[Start of RAW DATA]

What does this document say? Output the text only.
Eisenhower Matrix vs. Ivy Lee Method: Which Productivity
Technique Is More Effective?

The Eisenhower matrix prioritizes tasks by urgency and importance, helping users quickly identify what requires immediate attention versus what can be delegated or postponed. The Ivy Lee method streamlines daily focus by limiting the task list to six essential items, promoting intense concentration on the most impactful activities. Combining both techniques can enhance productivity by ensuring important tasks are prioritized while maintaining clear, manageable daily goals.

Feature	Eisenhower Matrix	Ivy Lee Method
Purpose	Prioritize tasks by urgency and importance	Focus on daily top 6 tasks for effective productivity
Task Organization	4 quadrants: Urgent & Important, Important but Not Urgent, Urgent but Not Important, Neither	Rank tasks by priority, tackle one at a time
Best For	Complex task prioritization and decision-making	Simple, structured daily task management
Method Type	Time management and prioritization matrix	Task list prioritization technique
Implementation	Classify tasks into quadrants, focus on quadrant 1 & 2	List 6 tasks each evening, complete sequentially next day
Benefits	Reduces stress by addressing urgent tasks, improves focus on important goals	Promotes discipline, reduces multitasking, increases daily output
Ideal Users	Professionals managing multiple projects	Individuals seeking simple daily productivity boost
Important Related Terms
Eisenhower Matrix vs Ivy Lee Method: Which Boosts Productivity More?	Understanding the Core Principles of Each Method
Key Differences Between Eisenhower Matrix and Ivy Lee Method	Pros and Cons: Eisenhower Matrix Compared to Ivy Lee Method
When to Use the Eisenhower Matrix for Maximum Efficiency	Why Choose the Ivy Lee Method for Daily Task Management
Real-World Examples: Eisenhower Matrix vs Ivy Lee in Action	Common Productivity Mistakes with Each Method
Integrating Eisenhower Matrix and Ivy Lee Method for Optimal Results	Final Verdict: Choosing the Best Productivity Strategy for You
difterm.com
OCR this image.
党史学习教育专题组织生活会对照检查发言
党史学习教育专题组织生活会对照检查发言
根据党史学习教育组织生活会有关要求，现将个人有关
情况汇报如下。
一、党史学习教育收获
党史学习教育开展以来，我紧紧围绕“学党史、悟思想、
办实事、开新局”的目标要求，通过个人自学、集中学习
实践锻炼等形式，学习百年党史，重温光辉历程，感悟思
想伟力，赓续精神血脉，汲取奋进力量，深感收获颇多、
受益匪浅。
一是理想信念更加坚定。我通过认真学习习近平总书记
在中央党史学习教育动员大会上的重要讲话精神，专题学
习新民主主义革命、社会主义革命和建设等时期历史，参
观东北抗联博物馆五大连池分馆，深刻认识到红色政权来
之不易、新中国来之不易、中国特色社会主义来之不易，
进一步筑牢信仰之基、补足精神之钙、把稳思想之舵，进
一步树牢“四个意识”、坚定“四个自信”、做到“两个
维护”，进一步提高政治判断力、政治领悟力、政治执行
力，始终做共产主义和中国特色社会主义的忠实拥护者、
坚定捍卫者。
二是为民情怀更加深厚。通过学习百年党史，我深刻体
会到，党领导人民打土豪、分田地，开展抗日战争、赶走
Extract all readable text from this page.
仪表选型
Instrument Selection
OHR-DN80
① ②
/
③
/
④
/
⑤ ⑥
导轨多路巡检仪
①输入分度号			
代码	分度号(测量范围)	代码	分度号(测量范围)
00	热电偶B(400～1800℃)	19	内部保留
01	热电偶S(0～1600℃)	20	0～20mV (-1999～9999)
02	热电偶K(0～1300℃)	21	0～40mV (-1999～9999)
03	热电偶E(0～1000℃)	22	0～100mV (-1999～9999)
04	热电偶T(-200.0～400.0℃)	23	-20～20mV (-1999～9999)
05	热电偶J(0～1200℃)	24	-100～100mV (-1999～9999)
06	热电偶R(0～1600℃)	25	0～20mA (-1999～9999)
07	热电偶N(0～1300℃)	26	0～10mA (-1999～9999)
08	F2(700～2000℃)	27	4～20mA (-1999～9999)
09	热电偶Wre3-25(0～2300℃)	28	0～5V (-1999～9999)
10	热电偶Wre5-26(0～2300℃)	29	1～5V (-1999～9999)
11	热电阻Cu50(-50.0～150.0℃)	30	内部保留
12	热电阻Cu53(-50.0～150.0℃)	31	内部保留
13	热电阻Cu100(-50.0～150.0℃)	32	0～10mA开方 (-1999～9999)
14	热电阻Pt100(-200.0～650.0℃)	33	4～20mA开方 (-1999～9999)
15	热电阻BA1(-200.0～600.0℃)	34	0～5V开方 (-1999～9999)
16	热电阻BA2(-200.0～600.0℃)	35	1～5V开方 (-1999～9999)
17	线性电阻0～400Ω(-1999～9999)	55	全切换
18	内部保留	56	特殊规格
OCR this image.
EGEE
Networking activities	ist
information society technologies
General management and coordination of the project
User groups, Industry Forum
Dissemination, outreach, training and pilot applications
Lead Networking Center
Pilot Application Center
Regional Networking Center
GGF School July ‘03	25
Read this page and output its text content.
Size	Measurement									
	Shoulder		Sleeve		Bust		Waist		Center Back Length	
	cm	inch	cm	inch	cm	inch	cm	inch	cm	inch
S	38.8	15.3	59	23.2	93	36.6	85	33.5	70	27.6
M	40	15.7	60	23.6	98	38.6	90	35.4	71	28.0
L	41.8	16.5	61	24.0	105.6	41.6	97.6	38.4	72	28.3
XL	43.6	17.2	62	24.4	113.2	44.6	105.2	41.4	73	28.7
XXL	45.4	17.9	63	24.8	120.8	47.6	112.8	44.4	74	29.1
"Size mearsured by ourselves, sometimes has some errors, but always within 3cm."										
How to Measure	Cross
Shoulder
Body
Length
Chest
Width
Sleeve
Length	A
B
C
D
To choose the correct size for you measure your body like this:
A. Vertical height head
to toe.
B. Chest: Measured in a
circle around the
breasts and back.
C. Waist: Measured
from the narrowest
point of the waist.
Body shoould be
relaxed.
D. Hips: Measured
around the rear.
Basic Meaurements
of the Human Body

[End of RAW DATA]

Find the word "Networking" in the data and show each line that holds it.

Networking activities	ist
Lead Networking Center
Regional Networking Center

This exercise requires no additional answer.